# 2011-2012 Handgun Challenge



## Darrell H (Sep 22, 2011)

Sounds like its gonna be "unofficial" this year.  Oh well, its all about fun anyway.  Per Mike's instructions, I am starting this thread for everyone to post their 2011-2012 handgun hunting kills.  Please "sticky" it Mike.

Good luck to everybody this season!  

Darrell H


----------



## bowhntr (Sep 25, 2011)

To bad I have a new barrel I was going to smoke a few deer with


----------



## ejs1980 (Sep 25, 2011)

Don't let that stop you. I about have my contender how I want it. My 629 is as good as it's ever been and I'm having difficulty with my G20 past about 25 yards. I was looking forward to joining the challenge this year. I guess you can officially count me in on the unofficial challenge.


----------



## Darrell H (Oct 8, 2011)

*Alaskan Brown Bear*

Here is my first entry in the "unofficial" handgun challenge.  










Date: 10-1-2011

Time: 3:45 P.M. 

Weapon Used: .500 S&W Revolver

Ammo Used: 375 grain Barnes XPB/W296 Handload

Shot Distance: 100 yards

Sex: Boar


----------



## frankwright (Oct 8, 2011)

Darrell Wins

Seriously I will hunt just as hard with my handguns as I always do but without the feeling of urgency I get whenever I was in the contest, especially if I had a partner.

I still want to hear all your handgun hunting stories. I had my 10" 7-30 Waters at the range and it is still dead on at 100 yards and a tad high at 50.
I shot it about 20 times just because it was fun.

Good Luck Everyone


----------



## ejs1980 (Oct 22, 2011)

Took a doe this morning with my contender super 14 30/30. Shot was about 50 yards. I blew the shot but thanks to a little beagle named blue we found her. She made it about 100 yds. I did learn that the 125 grain Nosler ballistic tip will do the job nicely if I do my part. Found the jacket in the food plot about ten yards past where the doe was standing. I don't think it came apart until it hit the ground. I think I'll go ahead and call Darrel the winner for this year. I couldn't keep my cool this morning with a doe standing 20 yards behing me blowing so I'm definetly not ready for bear.


----------



## Darrell H (Oct 22, 2011)

congrats ejs1980! 

I had a little luck today too:






Date: 10-22-2011

Time: 6:45 P.M. 

Weapon Used: .454 Casull Super Redhawk Revolver

Ammo Used: 335 grain Cast Performance/W296 Handload

Shot Distance: 30 yards

Sex:  8 Point Buck


----------



## ejs1980 (Oct 24, 2011)

Congrats To you. I'm glad this year is unofficial.


----------



## BT Charlie (Oct 24, 2011)

Nice work, Darrell.  What did that boar square, if you don't mind my asking? It is a real stud.


----------



## Darrell H (Oct 25, 2011)

• • • • • • •

= PARTS OF THE EXERCISE =
1. Reproduce the passage of the handgun challenge thread from "Sounds like its" up to and including "everybody this season!".
2. In the handgun challenge thread, what weapon is listed for the 8 point buck taken on 10-22-2011?

• • • • • • •

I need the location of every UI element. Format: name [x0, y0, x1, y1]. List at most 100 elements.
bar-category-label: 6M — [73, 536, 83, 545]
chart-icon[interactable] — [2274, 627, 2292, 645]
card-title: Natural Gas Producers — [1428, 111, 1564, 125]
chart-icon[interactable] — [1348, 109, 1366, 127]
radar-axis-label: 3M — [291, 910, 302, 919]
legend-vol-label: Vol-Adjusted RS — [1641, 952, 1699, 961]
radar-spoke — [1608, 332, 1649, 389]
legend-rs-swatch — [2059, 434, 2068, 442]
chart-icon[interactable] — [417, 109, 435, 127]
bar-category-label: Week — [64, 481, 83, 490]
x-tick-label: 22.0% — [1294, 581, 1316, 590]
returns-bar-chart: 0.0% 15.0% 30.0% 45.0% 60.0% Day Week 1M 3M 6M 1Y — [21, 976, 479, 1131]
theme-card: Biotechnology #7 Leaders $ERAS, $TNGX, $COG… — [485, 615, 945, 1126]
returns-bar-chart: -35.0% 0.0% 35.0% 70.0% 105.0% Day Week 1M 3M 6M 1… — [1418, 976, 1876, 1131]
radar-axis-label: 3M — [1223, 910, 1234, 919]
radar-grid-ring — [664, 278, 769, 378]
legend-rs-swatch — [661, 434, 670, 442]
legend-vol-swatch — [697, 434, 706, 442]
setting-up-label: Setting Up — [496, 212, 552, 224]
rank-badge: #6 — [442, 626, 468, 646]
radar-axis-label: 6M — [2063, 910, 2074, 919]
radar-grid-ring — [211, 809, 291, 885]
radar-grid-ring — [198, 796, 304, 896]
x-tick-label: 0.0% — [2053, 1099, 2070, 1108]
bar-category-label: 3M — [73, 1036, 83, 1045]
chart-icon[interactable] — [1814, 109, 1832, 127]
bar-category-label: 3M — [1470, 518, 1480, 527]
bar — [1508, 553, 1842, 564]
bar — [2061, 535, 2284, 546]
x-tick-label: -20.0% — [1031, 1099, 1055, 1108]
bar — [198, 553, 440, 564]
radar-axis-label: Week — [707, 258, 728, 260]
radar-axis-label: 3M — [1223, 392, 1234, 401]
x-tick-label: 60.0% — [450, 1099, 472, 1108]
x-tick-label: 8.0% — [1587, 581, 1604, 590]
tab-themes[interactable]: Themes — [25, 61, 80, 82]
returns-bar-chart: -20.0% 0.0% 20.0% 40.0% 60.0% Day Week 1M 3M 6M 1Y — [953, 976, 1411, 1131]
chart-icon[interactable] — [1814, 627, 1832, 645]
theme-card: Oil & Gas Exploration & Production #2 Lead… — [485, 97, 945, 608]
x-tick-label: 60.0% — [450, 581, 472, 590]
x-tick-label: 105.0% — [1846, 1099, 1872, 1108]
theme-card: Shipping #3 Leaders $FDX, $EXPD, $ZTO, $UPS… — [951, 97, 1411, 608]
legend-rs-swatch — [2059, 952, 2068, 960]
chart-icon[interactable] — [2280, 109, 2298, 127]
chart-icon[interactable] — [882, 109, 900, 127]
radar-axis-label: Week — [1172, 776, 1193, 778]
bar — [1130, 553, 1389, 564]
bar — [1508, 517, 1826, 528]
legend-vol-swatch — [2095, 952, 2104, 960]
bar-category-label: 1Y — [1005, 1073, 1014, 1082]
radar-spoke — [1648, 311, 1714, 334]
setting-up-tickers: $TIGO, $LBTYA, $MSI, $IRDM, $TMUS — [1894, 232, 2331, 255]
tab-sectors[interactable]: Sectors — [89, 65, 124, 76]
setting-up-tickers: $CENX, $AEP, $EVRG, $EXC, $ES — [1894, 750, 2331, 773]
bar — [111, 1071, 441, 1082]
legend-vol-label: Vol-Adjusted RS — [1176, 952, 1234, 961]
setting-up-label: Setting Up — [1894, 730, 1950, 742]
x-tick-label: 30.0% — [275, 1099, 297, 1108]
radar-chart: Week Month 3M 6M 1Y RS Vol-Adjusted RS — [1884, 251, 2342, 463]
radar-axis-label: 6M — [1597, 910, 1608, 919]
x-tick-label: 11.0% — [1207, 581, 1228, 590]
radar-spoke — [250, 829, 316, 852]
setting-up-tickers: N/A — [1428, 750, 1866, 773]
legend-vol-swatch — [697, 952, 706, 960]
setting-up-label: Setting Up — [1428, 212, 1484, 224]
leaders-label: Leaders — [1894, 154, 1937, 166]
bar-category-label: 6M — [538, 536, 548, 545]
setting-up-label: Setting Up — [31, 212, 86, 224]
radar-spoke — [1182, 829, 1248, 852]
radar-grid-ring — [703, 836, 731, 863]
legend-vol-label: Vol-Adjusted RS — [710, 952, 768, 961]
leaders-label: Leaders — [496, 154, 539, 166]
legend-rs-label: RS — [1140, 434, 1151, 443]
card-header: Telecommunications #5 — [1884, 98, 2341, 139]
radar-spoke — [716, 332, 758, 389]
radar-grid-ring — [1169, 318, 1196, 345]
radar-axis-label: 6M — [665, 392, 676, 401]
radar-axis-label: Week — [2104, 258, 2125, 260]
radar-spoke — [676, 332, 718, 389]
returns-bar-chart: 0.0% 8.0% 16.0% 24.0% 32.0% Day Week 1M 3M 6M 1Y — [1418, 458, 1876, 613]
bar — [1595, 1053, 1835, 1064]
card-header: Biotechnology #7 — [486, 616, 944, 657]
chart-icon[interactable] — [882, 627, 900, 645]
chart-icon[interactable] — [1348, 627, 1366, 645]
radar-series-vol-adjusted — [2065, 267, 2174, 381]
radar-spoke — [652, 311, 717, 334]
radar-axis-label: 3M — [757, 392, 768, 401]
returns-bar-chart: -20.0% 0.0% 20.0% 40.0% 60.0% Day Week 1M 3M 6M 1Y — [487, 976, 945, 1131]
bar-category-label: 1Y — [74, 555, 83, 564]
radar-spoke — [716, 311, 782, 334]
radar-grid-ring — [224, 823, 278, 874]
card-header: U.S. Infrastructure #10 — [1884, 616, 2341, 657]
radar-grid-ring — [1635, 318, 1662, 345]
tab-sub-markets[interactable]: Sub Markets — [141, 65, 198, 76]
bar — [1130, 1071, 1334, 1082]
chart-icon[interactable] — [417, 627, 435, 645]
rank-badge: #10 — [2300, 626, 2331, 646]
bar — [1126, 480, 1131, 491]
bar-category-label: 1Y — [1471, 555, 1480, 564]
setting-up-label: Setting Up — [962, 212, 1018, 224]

• • • • • • •

= TASK-BY-TASK RESULTS =
1.
Sounds like its gonna be "unofficial" this year.  Oh well, its all about fun anyway.  Per Mike's instructions, I am starting this thread for everyone to post their 2011-2012 handgun hunting kills.  Please "sticky" it Mike.

Good luck to everybody this season!

2. A .454 Casull Super Redhawk Revolver.